** START EXCERPTED RECORDS **

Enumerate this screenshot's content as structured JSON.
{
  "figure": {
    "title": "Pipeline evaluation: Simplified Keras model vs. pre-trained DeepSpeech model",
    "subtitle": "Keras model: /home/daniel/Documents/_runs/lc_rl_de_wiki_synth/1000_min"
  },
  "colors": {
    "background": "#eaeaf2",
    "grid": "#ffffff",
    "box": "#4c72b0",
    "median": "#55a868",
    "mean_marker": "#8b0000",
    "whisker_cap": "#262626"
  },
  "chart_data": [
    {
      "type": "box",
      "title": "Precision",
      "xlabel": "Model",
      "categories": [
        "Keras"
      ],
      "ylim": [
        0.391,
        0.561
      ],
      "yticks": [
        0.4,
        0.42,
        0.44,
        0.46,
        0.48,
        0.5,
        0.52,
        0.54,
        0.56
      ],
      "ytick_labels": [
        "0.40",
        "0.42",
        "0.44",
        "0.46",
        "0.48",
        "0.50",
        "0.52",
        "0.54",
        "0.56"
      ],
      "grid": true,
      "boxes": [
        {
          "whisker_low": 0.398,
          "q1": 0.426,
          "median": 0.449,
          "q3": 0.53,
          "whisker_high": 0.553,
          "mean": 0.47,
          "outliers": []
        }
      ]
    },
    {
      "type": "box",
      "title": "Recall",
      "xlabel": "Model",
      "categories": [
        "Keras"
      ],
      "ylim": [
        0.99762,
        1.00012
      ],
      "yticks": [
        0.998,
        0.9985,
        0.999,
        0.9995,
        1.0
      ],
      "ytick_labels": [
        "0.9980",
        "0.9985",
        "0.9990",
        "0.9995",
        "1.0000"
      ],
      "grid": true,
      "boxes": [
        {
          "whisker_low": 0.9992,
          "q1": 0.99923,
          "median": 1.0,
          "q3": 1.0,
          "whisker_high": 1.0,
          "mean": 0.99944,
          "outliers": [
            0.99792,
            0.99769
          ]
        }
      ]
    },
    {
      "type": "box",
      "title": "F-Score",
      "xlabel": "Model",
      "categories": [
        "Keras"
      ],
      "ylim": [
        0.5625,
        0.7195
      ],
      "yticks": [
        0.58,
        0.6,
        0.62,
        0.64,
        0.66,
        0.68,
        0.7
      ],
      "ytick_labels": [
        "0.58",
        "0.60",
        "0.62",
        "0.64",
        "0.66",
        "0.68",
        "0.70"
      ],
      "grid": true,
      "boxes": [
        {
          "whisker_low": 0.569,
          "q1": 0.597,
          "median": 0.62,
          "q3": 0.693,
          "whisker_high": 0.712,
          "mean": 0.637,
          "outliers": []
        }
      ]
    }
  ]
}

** END EXCERPTED RECORDS **

» **WHAT IS REQUIRED**
Write each line above out exactly.

» **OUTPUT FOR THIS EXERCISE**
Enumerate this screenshot's content as structured JSON.
{
  "figure": {
    "title": "Pipeline evaluation: Simplified Keras model vs. pre-trained DeepSpeech model",
    "subtitle": "Keras model: /home/daniel/Documents/_runs/lc_rl_de_wiki_synth/1000_min"
  },
  "colors": {
    "background": "#eaeaf2",
    "grid": "#ffffff",
    "box": "#4c72b0",
    "median": "#55a868",
    "mean_marker": "#8b0000",
    "whisker_cap": "#262626"
  },
  "chart_data": [
    {
      "type": "box",
      "title": "Precision",
      "xlabel": "Model",
      "categories": [
        "Keras"
      ],
      "ylim": [
        0.391,
        0.561
      ],
      "yticks": [
        0.4,
        0.42,
        0.44,
        0.46,
        0.48,
        0.5,
        0.52,
        0.54,
        0.56
      ],
      "ytick_labels": [
        "0.40",
        "0.42",
        "0.44",
        "0.46",
        "0.48",
        "0.50",
        "0.52",
        "0.54",
        "0.56"
      ],
      "grid": true,
      "boxes": [
        {
          "whisker_low": 0.398,
          "q1": 0.426,
          "median": 0.449,
          "q3": 0.53,
          "whisker_high": 0.553,
          "mean": 0.47,
          "outliers": []
        }
      ]
    },
    {
      "type": "box",
      "title": "Recall",
      "xlabel": "Model",
      "categories": [
        "Keras"
      ],
      "ylim": [
        0.99762,
        1.00012
      ],
      "yticks": [
        0.998,
        0.9985,
        0.999,
        0.9995,
        1.0
      ],
      "ytick_labels": [
        "0.9980",
        "0.9985",
        "0.9990",
        "0.9995",
        "1.0000"
      ],
      "grid": true,
      "boxes": [
        {
          "whisker_low": 0.9992,
          "q1": 0.99923,
          "median": 1.0,
          "q3": 1.0,
          "whisker_high": 1.0,
          "mean": 0.99944,
          "outliers": [
            0.99792,
            0.99769
          ]
        }
      ]
    },
    {
      "type": "box",
      "title": "F-Score",
      "xlabel": "Model",
      "categories": [
        "Keras"
      ],
      "ylim": [
        0.5625,
        0.7195
      ],
      "yticks": [
        0.58,
        0.6,
        0.62,
        0.64,
        0.66,
        0.68,
        0.7
      ],
      "ytick_labels": [
        "0.58",
        "0.60",
        "0.62",
        "0.64",
        "0.66",
        "0.68",
        "0.70"
      ],
      "grid": true,
      "boxes": [
        {
          "whisker_low": 0.569,
          "q1": 0.597,
          "median": 0.62,
          "q3": 0.693,
          "whisker_high": 0.712,
          "mean": 0.637,
          "outliers": []
        }
      ]
    }
  ]
}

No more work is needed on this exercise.